- **Written request**
For each line that holds "Increase", copy the line out.

- - -

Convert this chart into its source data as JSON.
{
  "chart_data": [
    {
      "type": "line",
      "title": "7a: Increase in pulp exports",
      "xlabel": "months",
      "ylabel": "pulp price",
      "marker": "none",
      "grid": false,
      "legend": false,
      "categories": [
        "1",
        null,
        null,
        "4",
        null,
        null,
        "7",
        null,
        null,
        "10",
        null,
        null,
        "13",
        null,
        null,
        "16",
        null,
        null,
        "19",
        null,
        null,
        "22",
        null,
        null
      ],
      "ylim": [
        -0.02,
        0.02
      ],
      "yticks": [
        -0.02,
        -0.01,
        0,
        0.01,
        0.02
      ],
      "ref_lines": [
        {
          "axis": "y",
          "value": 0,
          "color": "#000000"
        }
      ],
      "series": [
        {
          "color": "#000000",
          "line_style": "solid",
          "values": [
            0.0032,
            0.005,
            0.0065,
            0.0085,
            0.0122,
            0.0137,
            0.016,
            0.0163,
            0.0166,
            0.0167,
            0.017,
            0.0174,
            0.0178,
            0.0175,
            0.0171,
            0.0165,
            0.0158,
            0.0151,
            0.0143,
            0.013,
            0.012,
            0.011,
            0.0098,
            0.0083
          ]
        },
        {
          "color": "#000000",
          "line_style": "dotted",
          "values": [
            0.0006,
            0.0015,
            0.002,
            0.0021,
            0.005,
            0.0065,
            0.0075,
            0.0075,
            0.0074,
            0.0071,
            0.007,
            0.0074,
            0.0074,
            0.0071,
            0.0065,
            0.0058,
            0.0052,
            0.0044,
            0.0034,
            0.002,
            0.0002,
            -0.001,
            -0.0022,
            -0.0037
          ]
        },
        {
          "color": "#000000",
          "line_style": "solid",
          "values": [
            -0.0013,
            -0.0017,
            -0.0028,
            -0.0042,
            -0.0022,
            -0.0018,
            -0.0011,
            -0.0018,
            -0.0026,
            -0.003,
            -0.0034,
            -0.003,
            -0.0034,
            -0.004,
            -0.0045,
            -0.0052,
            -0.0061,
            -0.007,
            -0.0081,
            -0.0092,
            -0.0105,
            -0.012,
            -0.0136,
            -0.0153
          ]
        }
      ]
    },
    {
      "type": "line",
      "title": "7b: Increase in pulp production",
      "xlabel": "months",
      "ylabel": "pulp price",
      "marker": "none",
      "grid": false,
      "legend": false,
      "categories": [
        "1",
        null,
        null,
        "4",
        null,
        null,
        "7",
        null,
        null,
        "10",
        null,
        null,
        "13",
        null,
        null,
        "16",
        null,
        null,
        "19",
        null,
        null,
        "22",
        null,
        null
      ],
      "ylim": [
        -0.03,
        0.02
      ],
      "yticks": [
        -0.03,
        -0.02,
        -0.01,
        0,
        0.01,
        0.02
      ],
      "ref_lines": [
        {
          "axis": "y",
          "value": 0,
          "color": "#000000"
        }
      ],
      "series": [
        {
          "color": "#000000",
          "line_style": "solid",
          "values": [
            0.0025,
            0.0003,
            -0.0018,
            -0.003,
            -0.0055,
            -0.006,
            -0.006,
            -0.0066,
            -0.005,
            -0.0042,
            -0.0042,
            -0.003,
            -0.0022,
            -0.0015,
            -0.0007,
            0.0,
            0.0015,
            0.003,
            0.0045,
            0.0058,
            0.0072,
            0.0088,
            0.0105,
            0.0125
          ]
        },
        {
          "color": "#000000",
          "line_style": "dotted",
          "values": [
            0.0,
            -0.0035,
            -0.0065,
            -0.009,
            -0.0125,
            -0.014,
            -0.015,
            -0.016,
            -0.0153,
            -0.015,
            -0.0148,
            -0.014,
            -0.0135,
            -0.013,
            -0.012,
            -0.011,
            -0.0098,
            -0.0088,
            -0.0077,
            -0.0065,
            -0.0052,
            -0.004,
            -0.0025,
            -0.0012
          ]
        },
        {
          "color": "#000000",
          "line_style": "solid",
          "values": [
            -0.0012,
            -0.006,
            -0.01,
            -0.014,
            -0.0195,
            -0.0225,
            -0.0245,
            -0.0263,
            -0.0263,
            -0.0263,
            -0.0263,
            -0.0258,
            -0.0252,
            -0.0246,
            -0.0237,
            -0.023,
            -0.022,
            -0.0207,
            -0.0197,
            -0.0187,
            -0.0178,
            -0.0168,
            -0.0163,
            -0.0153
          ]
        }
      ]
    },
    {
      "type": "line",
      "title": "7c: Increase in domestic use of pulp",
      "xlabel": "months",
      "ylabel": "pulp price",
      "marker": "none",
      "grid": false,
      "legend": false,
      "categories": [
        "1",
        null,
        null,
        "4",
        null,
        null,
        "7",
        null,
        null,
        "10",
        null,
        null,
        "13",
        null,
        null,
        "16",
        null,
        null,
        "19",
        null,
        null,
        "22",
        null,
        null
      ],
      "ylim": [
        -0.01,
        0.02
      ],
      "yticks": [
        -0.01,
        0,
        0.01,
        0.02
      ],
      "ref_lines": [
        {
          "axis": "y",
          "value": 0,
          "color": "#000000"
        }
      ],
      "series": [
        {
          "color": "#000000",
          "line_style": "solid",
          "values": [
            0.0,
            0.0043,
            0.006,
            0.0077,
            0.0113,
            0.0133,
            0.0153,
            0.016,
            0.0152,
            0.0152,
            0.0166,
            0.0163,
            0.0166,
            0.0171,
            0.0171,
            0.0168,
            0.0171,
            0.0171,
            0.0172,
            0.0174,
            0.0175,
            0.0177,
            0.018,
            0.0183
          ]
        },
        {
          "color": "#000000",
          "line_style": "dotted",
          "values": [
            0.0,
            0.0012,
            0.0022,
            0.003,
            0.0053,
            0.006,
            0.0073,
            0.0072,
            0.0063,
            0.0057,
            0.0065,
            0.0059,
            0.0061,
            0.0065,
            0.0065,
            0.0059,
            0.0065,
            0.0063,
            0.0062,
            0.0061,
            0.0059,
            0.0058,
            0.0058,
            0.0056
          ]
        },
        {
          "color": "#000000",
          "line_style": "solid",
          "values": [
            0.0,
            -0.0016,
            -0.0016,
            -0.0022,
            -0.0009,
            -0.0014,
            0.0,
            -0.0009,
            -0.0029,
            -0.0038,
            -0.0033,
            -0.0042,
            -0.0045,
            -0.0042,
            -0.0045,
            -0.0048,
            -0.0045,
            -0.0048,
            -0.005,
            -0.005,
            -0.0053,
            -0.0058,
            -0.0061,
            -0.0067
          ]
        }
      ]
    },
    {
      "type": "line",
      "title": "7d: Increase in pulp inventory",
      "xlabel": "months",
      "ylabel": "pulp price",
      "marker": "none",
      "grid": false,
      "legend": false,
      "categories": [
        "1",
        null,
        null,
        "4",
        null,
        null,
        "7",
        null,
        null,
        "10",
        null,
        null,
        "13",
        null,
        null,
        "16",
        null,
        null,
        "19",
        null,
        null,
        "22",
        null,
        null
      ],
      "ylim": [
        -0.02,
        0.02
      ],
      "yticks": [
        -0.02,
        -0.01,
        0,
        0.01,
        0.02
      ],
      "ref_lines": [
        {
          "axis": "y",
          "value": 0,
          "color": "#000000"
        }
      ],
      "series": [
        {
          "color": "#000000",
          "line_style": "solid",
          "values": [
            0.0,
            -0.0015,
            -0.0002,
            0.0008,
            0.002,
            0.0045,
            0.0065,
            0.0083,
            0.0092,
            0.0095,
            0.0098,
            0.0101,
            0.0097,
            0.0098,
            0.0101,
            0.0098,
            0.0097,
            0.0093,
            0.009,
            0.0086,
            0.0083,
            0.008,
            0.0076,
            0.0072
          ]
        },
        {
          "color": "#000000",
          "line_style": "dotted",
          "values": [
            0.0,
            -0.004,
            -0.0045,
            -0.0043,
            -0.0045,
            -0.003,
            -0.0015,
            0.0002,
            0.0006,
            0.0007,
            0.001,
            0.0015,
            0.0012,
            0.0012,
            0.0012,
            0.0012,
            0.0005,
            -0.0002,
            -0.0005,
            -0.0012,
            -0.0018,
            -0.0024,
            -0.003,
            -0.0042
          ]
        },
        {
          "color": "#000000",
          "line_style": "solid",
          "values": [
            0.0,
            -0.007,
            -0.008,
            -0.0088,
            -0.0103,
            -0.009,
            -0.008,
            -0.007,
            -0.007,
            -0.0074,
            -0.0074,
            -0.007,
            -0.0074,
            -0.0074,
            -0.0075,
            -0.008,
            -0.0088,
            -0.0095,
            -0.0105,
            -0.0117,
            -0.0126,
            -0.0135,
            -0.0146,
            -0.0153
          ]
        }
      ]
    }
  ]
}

- - -

- **Output for this exercise**
      "title": "7a: Increase in pulp exports",
      "title": "7b: Increase in pulp production",
      "title": "7c: Increase in domestic use of pulp",
      "title": "7d: Increase in pulp inventory",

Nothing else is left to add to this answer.